Return each line containing "Dolma".

───── Task material ─────

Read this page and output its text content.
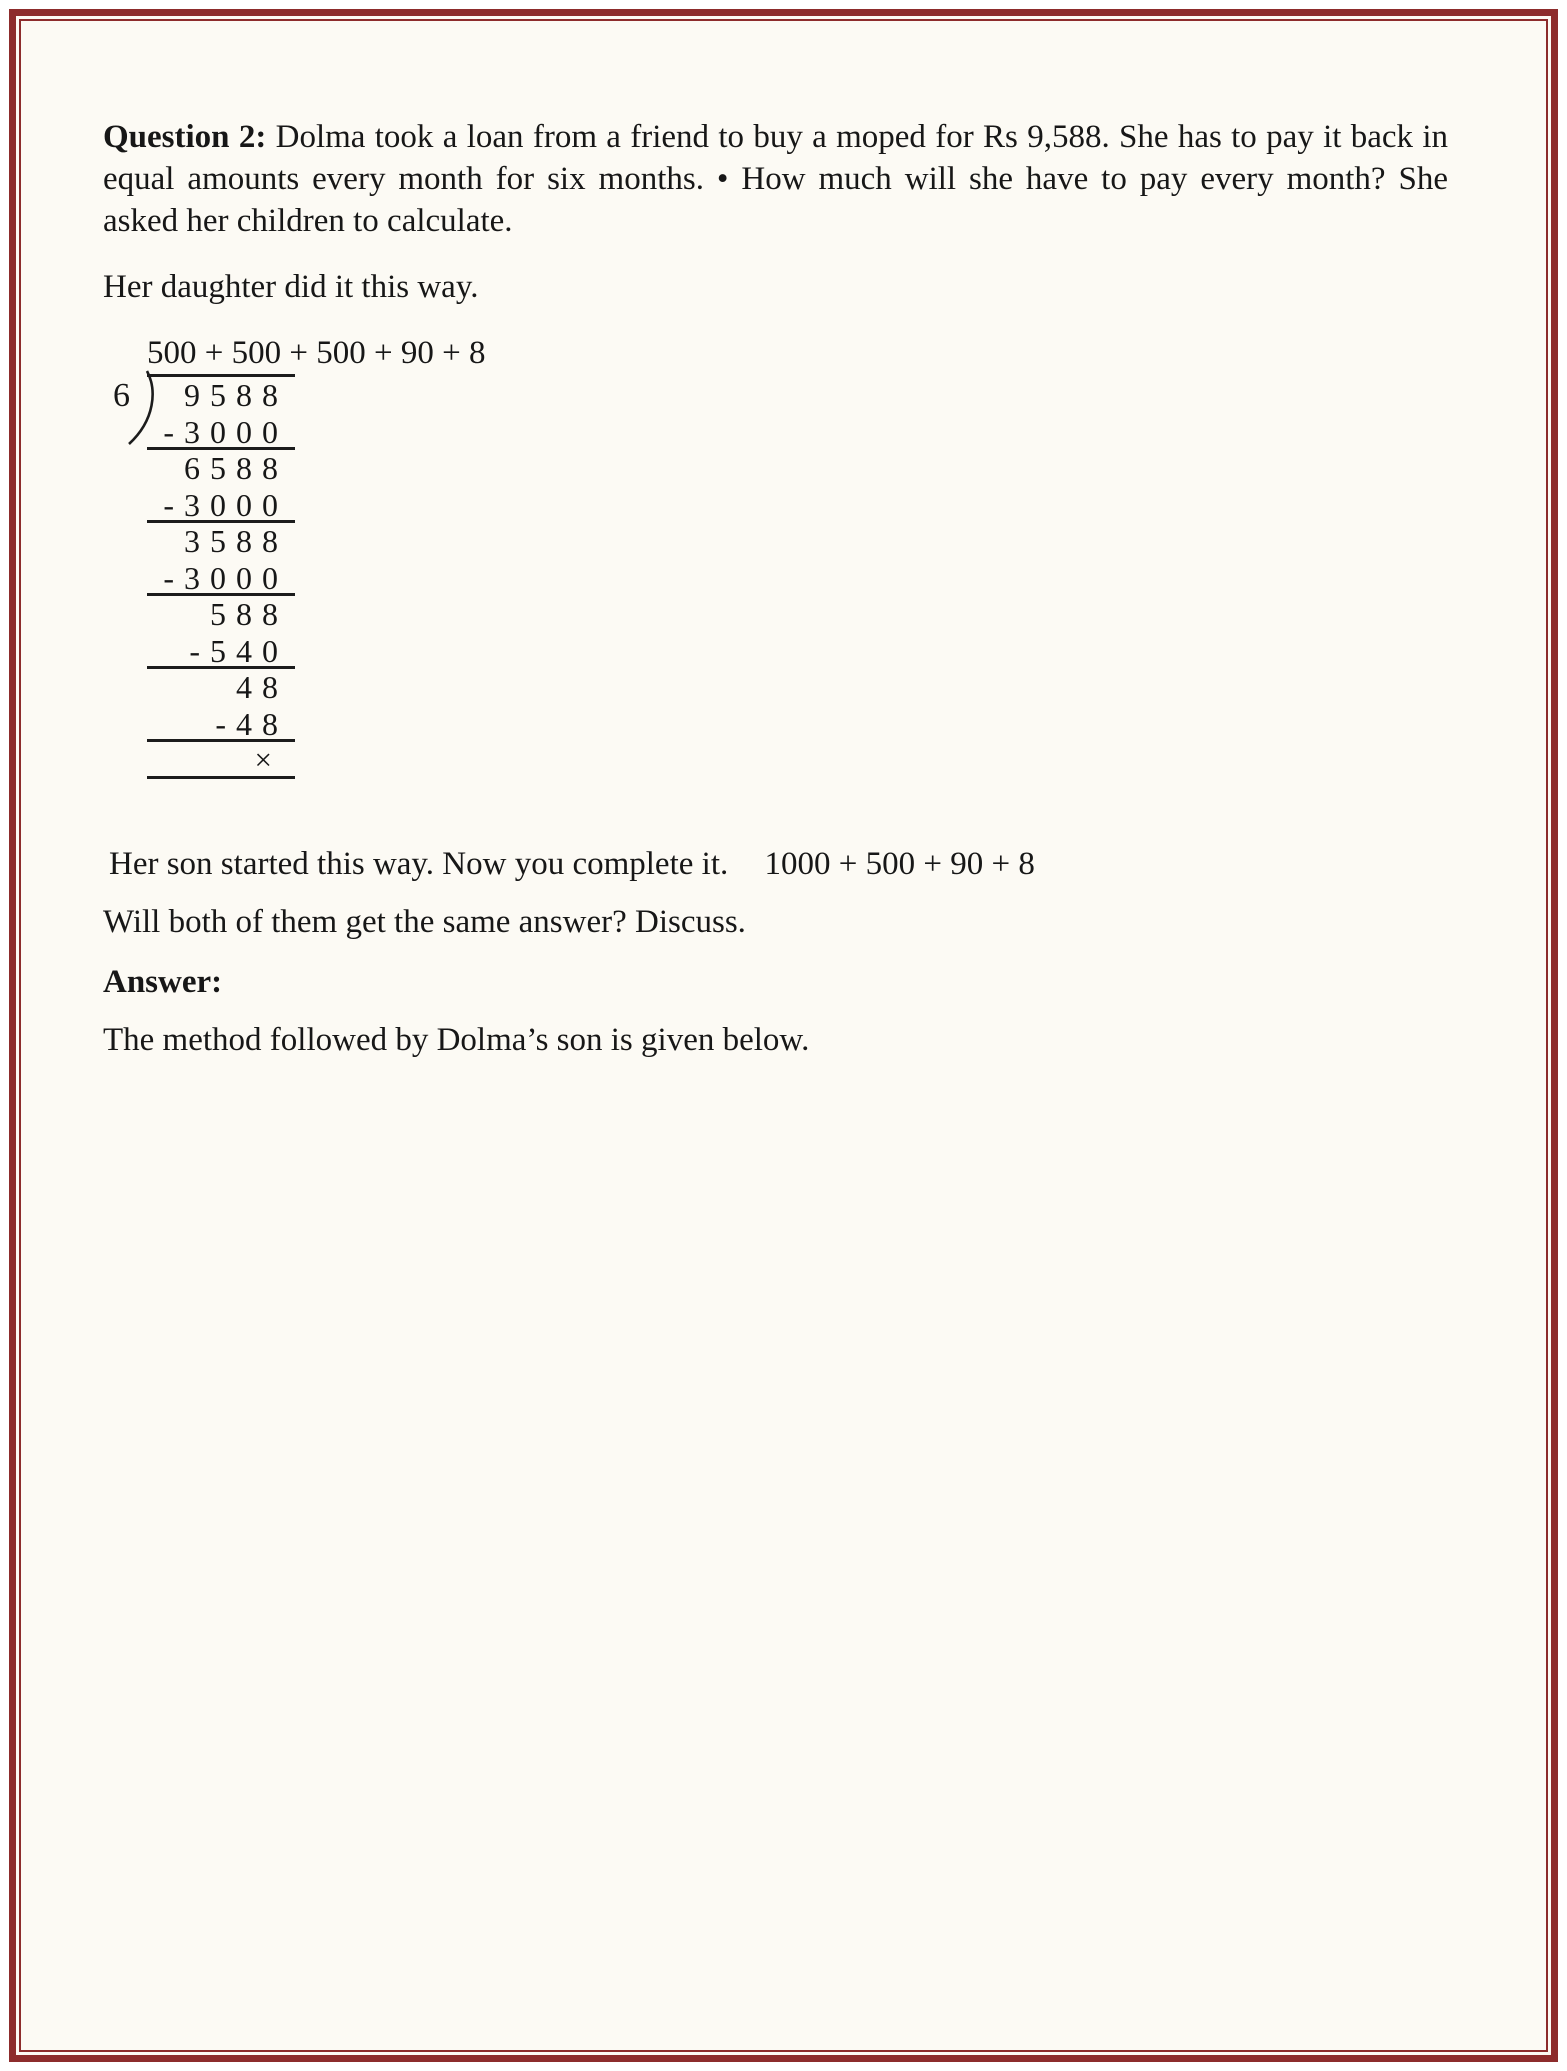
Question 2: Dolma took a loan from a friend to buy a moped for Rs 9,588. She has to pay it back in equal amounts every month for six months. • How much will she have to pay every month? She asked her children to calculate.

Her daughter did it this way.

500 + 500 + 500 + 90 + 8
6	9 5 8 8
- 3 0 0 0
6 5 8 8
- 3 0 0 0
3 5 8 8
- 3 0 0 0
5 8 8
- 5 4 0
4 8
- 4 8
×

Her son started this way. Now you complete it. 1000 + 500 + 90 + 8

Will both of them get the same answer? Discuss.

Answer:

The method followed by Dolma’s son is given below.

─────

### Answer to the problem
Question 2: Dolma took a loan from a friend to buy a moped for Rs 9,588. She has to pay it back in equal amounts every month for six months. • How much will she have to pay every month? She asked her children to calculate.
The method followed by Dolma’s son is given below.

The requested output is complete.